=== What the task requires ===
Copy every entry exactly.

=== Materials provided ===
— Begin —
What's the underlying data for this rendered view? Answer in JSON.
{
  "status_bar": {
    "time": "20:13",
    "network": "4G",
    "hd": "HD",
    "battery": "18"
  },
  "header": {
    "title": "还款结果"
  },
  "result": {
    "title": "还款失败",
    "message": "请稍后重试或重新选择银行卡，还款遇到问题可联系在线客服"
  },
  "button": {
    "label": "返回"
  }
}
— End —
=== Response to the task ===
What's the underlying data for this rendered view? Answer in JSON.
{
  "status_bar": {
    "time": "20:13",
    "network": "4G",
    "hd": "HD",
    "battery": "18"
  },
  "header": {
    "title": "还款结果"
  },
  "result": {
    "title": "还款失败",
    "message": "请稍后重试或重新选择银行卡，还款遇到问题可联系在线客服"
  },
  "button": {
    "label": "返回"
  }
}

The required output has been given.